» GIVEN DATA:

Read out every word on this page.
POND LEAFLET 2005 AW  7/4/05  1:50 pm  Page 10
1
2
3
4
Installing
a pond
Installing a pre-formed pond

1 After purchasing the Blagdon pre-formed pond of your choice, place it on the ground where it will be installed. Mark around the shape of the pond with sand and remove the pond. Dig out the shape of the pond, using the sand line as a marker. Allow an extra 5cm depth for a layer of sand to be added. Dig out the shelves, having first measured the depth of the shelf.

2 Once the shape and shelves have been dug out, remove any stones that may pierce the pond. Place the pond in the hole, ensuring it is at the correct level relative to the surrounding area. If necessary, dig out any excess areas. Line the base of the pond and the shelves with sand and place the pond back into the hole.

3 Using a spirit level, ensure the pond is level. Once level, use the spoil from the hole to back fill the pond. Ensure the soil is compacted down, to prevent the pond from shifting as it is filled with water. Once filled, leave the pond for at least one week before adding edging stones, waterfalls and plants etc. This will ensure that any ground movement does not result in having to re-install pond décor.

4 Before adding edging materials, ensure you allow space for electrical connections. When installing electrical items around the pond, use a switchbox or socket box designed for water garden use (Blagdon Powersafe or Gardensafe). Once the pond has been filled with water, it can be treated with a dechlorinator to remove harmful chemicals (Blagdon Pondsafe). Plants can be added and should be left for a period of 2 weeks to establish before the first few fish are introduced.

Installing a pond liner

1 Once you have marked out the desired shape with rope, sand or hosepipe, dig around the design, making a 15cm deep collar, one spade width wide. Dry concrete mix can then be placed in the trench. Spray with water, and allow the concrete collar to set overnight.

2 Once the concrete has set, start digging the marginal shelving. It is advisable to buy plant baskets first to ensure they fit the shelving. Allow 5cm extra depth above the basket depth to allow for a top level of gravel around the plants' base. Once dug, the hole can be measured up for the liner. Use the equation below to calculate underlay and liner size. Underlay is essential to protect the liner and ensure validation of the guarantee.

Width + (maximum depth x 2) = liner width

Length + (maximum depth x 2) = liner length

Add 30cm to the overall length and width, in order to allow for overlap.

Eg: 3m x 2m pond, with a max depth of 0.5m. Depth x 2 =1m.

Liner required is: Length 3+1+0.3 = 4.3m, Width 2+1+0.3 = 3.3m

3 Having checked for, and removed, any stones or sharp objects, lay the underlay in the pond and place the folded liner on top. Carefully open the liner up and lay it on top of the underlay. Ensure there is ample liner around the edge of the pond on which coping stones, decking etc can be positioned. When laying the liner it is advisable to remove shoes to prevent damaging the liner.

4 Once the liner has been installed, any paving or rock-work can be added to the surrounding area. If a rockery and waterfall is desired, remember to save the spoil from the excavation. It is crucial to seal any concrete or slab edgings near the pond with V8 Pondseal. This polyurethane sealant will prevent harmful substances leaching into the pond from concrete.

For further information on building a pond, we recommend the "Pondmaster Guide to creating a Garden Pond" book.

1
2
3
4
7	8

» EXERCISE PROMPT: Transcribe every record above exactly as it appears.

» WORKED ANSWER:
Read out every word on this page.
POND LEAFLET 2005 AW  7/4/05  1:50 pm  Page 10
1
2
3
4
Installing
a pond
Installing a pre-formed pond

1 After purchasing the Blagdon pre-formed pond of your choice, place it on the ground where it will be installed. Mark around the shape of the pond with sand and remove the pond. Dig out the shape of the pond, using the sand line as a marker. Allow an extra 5cm depth for a layer of sand to be added. Dig out the shelves, having first measured the depth of the shelf.

2 Once the shape and shelves have been dug out, remove any stones that may pierce the pond. Place the pond in the hole, ensuring it is at the correct level relative to the surrounding area. If necessary, dig out any excess areas. Line the base of the pond and the shelves with sand and place the pond back into the hole.

3 Using a spirit level, ensure the pond is level. Once level, use the spoil from the hole to back fill the pond. Ensure the soil is compacted down, to prevent the pond from shifting as it is filled with water. Once filled, leave the pond for at least one week before adding edging stones, waterfalls and plants etc. This will ensure that any ground movement does not result in having to re-install pond décor.

4 Before adding edging materials, ensure you allow space for electrical connections. When installing electrical items around the pond, use a switchbox or socket box designed for water garden use (Blagdon Powersafe or Gardensafe). Once the pond has been filled with water, it can be treated with a dechlorinator to remove harmful chemicals (Blagdon Pondsafe). Plants can be added and should be left for a period of 2 weeks to establish before the first few fish are introduced.

Installing a pond liner

1 Once you have marked out the desired shape with rope, sand or hosepipe, dig around the design, making a 15cm deep collar, one spade width wide. Dry concrete mix can then be placed in the trench. Spray with water, and allow the concrete collar to set overnight.

2 Once the concrete has set, start digging the marginal shelving. It is advisable to buy plant baskets first to ensure they fit the shelving. Allow 5cm extra depth above the basket depth to allow for a top level of gravel around the plants' base. Once dug, the hole can be measured up for the liner. Use the equation below to calculate underlay and liner size. Underlay is essential to protect the liner and ensure validation of the guarantee.

Width + (maximum depth x 2) = liner width

Length + (maximum depth x 2) = liner length

Add 30cm to the overall length and width, in order to allow for overlap.

Eg: 3m x 2m pond, with a max depth of 0.5m. Depth x 2 =1m.

Liner required is: Length 3+1+0.3 = 4.3m, Width 2+1+0.3 = 3.3m

3 Having checked for, and removed, any stones or sharp objects, lay the underlay in the pond and place the folded liner on top. Carefully open the liner up and lay it on top of the underlay. Ensure there is ample liner around the edge of the pond on which coping stones, decking etc can be positioned. When laying the liner it is advisable to remove shoes to prevent damaging the liner.

4 Once the liner has been installed, any paving or rock-work can be added to the surrounding area. If a rockery and waterfall is desired, remember to save the spoil from the excavation. It is crucial to seal any concrete or slab edgings near the pond with V8 Pondseal. This polyurethane sealant will prevent harmful substances leaching into the pond from concrete.

For further information on building a pond, we recommend the "Pondmaster Guide to creating a Garden Pond" book.

1
2
3
4
7	8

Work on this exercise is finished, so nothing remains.